- GOAL
Pictures within the data are to be left out; everything else must be reproduced exactly.
....
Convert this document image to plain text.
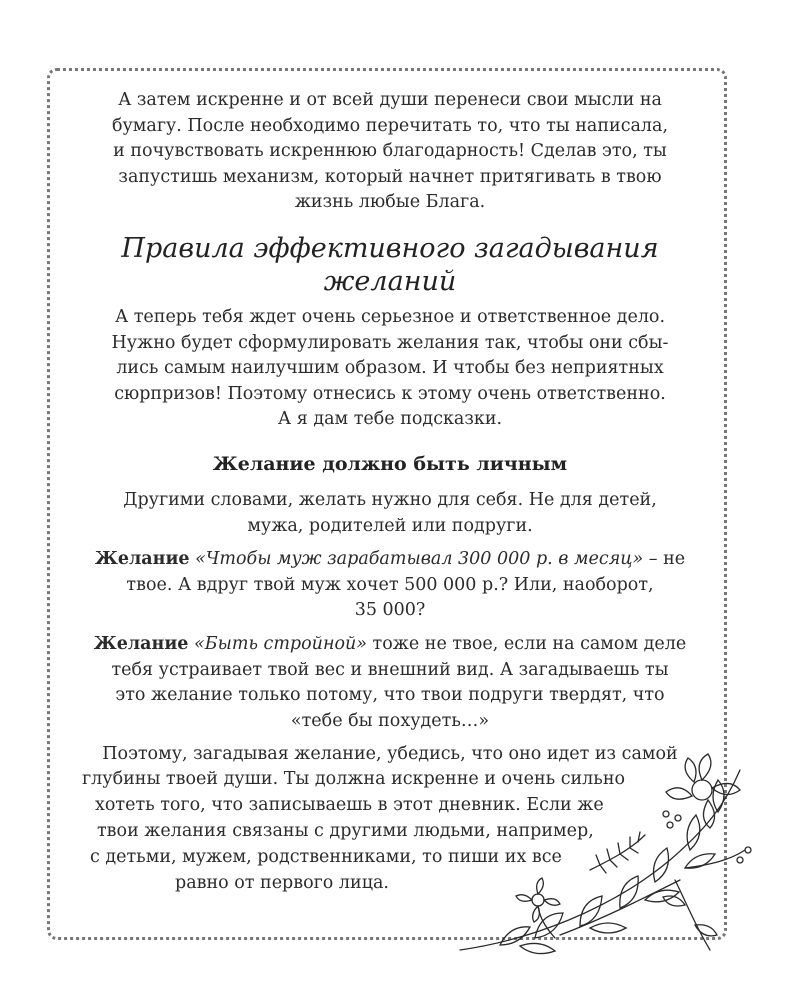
А затем искренне и от всей души перенеси свои мысли на
бумагу. После необходимо перечитать то, что ты написала,
и почувствовать искреннюю благодарность! Сделав это, ты
запустишь механизм, который начнет притягивать в твою
жизнь любые Блага.

Правила эффективного загадывания
желаний

А теперь тебя ждет очень серьезное и ответственное дело.
Нужно будет сформулировать желания так, чтобы они сбы-
лись самым наилучшим образом. И чтобы без неприятных
сюрпризов! Поэтому отнесись к этому очень ответственно.
А я дам тебе подсказки.

Желание должно быть личным

Другими словами, желать нужно для себя. Не для детей,
мужа, родителей или подруги.

Желание «Чтобы муж зарабатывал 300 000 р. в месяц» – не
твое. А вдруг твой муж хочет 500 000 р.? Или, наоборот,
35 000?

Желание «Быть стройной» тоже не твое, если на самом деле
тебя устраивает твой вес и внешний вид. А загадываешь ты
это желание только потому, что твои подруги твердят, что
«тебе бы похудеть…»

Поэтому, загадывая желание, убедись, что оно идет из самой

глубины твоей души. Ты должна искренне и очень сильно

хотеть того, что записываешь в этот дневник. Если же

твои желания связаны с другими людьми, например,

с детьми, мужем, родственниками, то пиши их все

равно от первого лица.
....
- RESULT FOR THIS TASK
Convert this document image to plain text.
А затем искренне и от всей души перенеси свои мысли на
бумагу. После необходимо перечитать то, что ты написала,
и почувствовать искреннюю благодарность! Сделав это, ты
запустишь механизм, который начнет притягивать в твою
жизнь любые Блага.

Правила эффективного загадывания
желаний

А теперь тебя ждет очень серьезное и ответственное дело.
Нужно будет сформулировать желания так, чтобы они сбы-
лись самым наилучшим образом. И чтобы без неприятных
сюрпризов! Поэтому отнесись к этому очень ответственно.
А я дам тебе подсказки.

Желание должно быть личным

Другими словами, желать нужно для себя. Не для детей,
мужа, родителей или подруги.

Желание «Чтобы муж зарабатывал 300 000 р. в месяц» – не
твое. А вдруг твой муж хочет 500 000 р.? Или, наоборот,
35 000?

Желание «Быть стройной» тоже не твое, если на самом деле
тебя устраивает твой вес и внешний вид. А загадываешь ты
это желание только потому, что твои подруги твердят, что
«тебе бы похудеть…»

Поэтому, загадывая желание, убедись, что оно идет из самой

глубины твоей души. Ты должна искренне и очень сильно

хотеть того, что записываешь в этот дневник. Если же

твои желания связаны с другими людьми, например,

с детьми, мужем, родственниками, то пиши их все

равно от первого лица.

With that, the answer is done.